Saved entries:
⟨

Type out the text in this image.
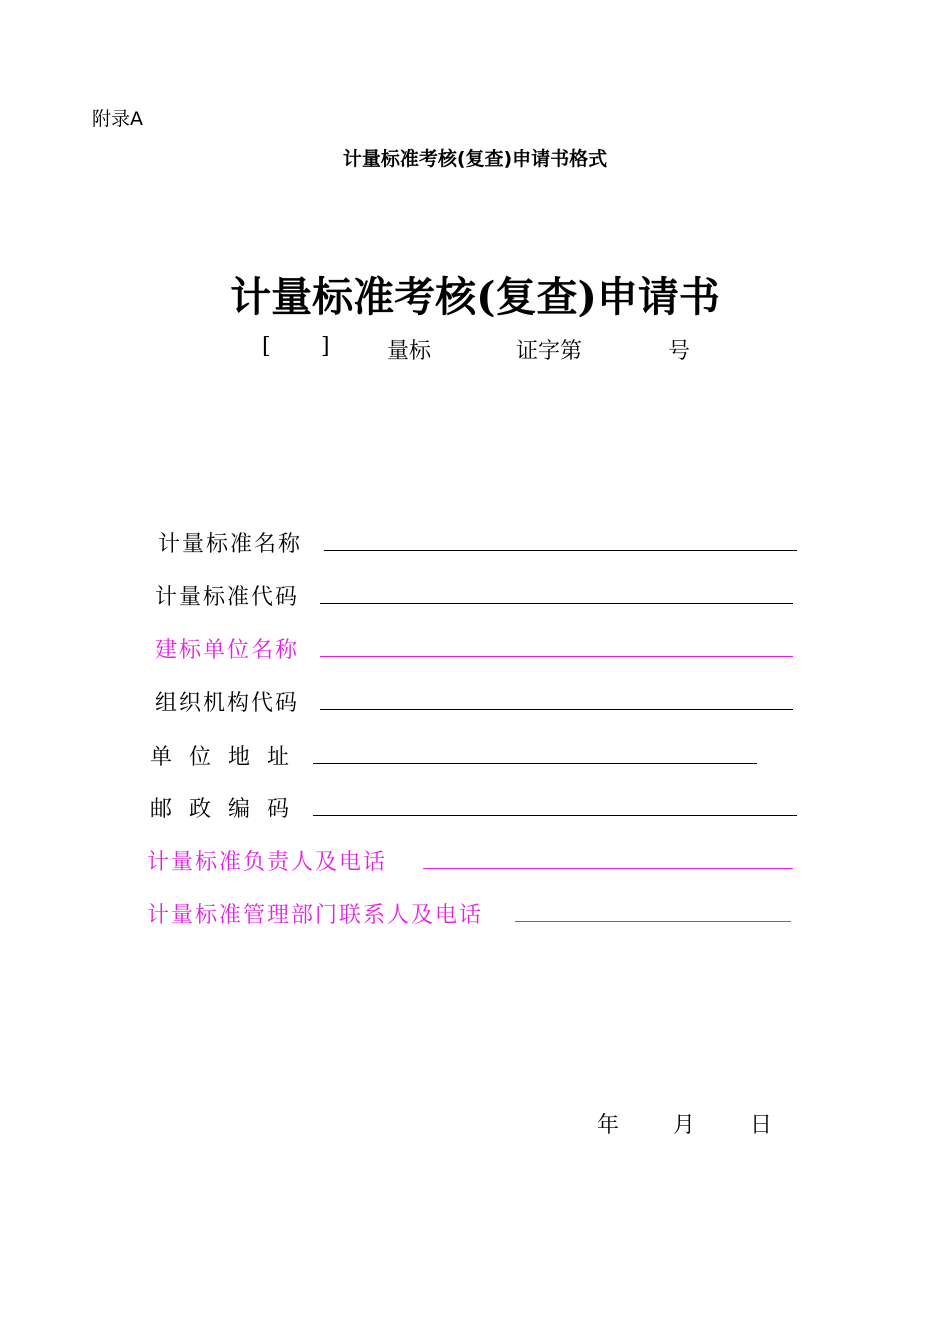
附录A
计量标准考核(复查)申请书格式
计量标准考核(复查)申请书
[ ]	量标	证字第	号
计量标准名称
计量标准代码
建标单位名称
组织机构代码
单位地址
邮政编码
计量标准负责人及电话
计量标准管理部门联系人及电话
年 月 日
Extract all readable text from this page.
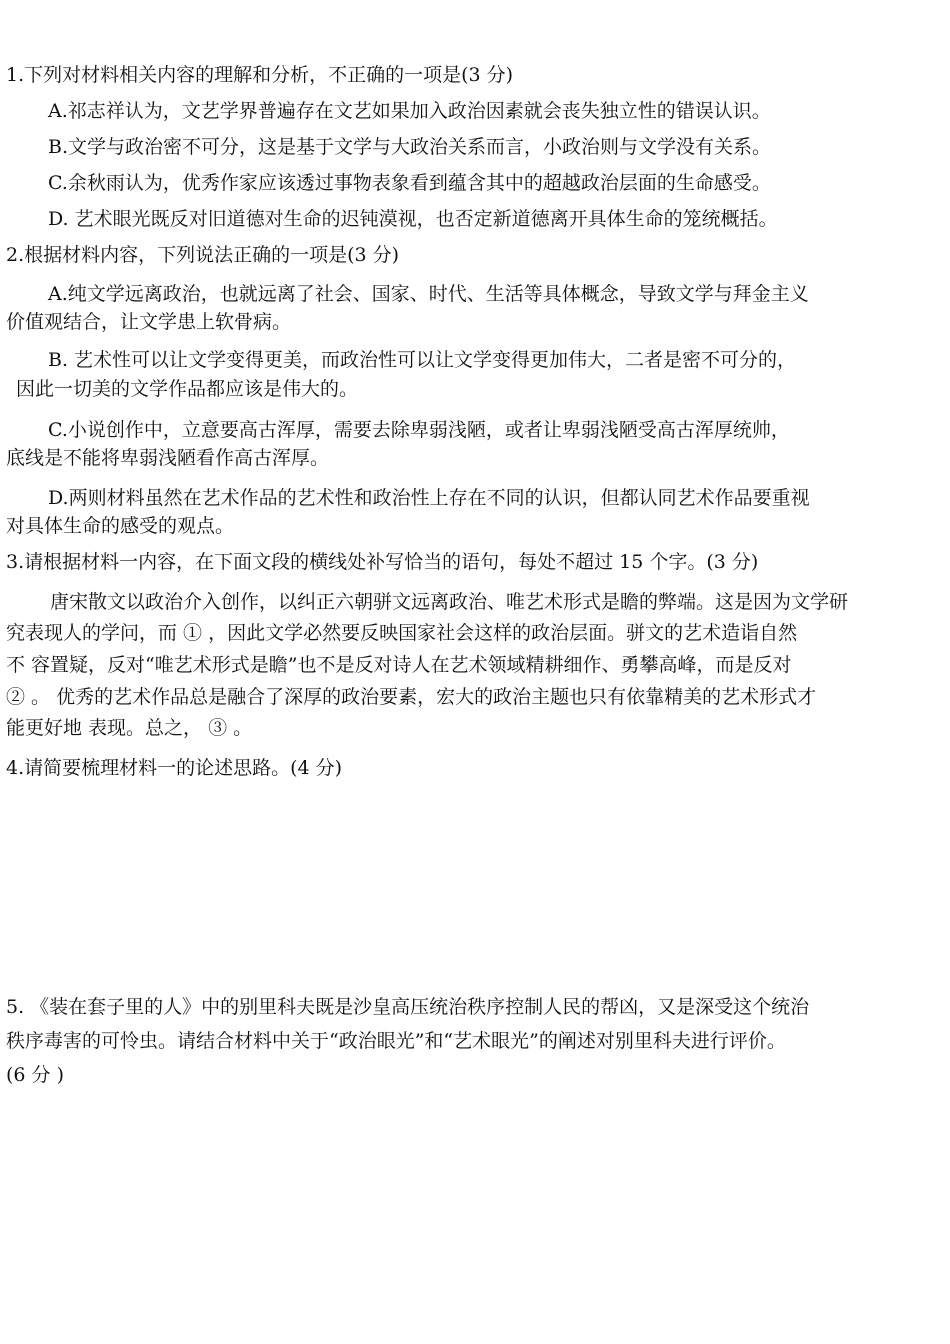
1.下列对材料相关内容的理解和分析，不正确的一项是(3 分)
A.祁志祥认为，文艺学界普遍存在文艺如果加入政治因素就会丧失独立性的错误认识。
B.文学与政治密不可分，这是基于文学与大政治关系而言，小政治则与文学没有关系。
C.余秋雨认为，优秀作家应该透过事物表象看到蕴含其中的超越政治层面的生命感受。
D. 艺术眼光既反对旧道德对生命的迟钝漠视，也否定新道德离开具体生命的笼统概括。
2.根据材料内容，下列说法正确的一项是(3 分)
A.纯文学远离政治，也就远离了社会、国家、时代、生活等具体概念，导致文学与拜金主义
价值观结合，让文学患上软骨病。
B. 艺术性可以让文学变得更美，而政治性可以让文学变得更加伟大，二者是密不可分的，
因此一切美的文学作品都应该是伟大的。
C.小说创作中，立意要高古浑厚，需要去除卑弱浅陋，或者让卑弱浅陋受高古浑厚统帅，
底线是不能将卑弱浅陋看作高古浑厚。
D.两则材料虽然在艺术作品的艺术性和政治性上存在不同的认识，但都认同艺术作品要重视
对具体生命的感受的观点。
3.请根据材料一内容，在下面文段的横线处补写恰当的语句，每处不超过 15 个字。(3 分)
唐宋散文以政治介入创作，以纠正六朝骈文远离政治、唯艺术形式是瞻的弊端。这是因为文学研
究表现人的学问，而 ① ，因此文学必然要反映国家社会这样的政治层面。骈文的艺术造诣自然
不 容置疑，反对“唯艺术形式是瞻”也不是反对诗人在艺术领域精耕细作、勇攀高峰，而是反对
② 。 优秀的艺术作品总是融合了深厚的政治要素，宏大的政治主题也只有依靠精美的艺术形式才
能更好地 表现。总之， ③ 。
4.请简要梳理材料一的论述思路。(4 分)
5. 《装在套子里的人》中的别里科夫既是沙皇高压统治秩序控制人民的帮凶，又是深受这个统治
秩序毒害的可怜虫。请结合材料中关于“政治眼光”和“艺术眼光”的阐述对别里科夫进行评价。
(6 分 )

⟩
⟨

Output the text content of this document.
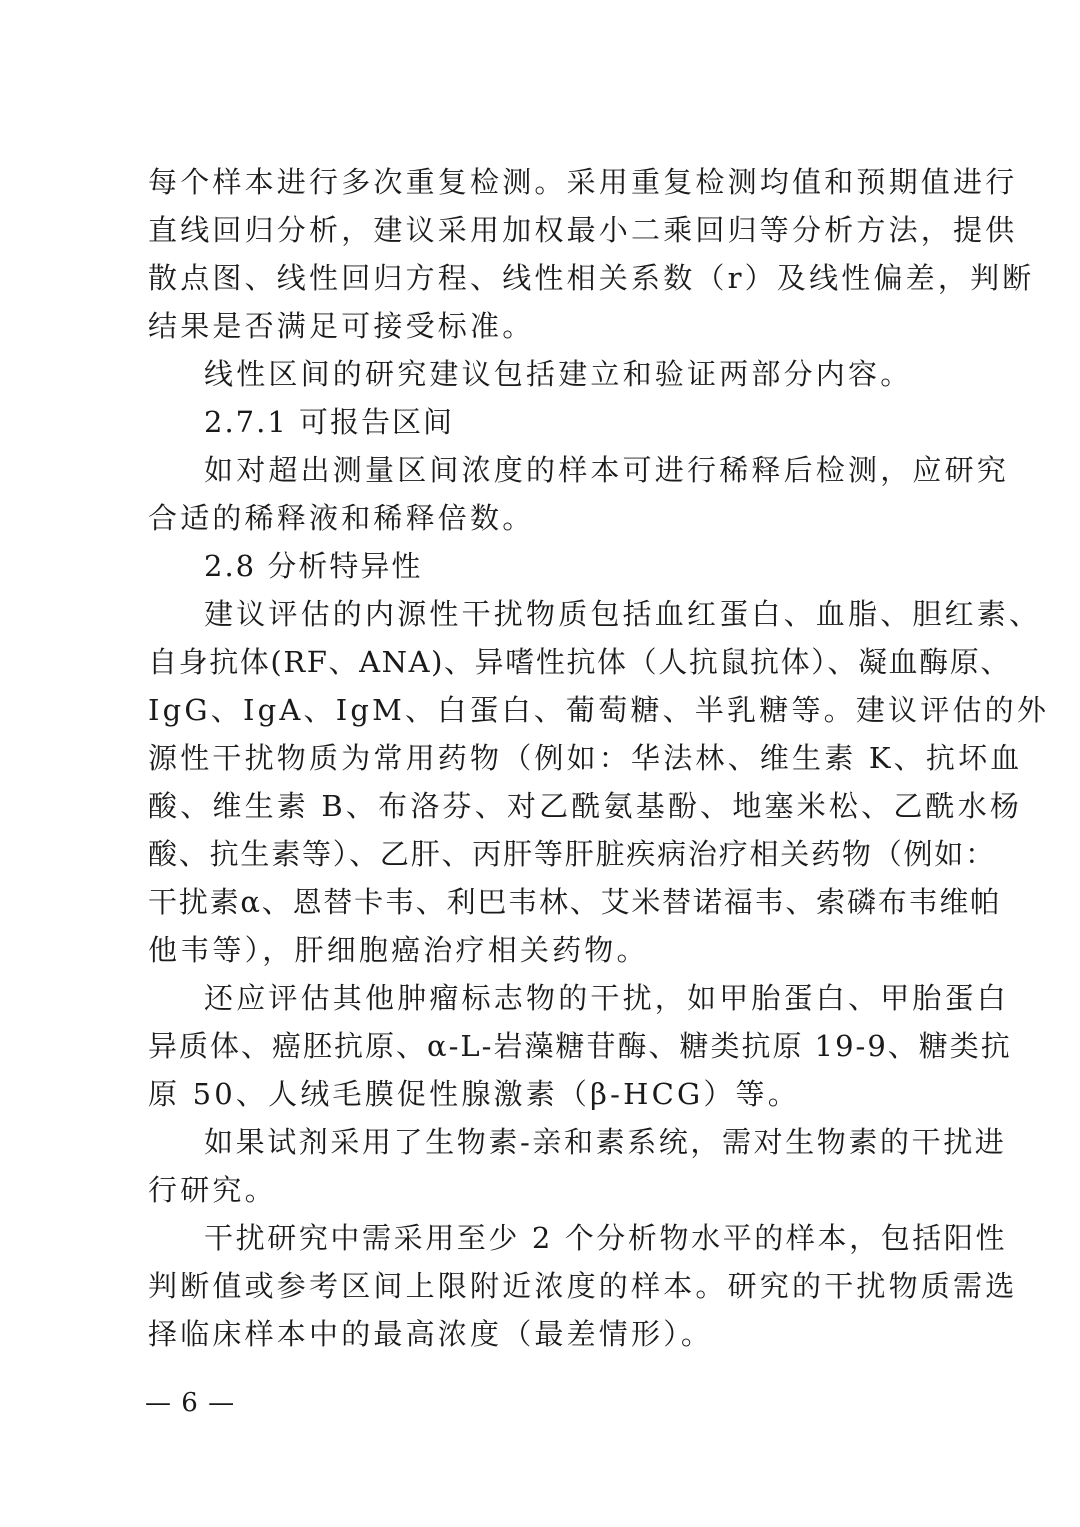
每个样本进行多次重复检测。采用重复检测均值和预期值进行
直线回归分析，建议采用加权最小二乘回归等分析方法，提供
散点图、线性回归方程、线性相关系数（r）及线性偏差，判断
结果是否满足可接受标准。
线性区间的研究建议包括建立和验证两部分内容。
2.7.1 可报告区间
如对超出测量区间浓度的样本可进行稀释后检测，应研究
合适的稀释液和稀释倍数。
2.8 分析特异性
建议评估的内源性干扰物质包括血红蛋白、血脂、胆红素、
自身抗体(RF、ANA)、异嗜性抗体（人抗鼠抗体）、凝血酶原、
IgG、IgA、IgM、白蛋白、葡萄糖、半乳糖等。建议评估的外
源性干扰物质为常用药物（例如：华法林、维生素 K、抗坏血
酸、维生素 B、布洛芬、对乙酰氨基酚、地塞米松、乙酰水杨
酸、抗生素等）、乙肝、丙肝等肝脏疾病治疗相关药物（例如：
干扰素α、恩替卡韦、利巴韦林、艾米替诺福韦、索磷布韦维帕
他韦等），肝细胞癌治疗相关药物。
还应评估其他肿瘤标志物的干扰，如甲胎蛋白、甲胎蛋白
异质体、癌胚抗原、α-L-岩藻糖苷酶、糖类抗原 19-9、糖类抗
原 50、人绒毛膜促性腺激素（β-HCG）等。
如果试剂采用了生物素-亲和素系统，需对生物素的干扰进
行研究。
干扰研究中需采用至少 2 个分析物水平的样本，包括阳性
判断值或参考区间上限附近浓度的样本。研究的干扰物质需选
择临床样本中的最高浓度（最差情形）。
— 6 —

⟩

- [Set task]:
Using the listing above, gather each line that holds the string "text" and copy it.

- [Exercise answer]:
Type out the text in this image.
Extract all readable text from this page.
Output the text content of this document.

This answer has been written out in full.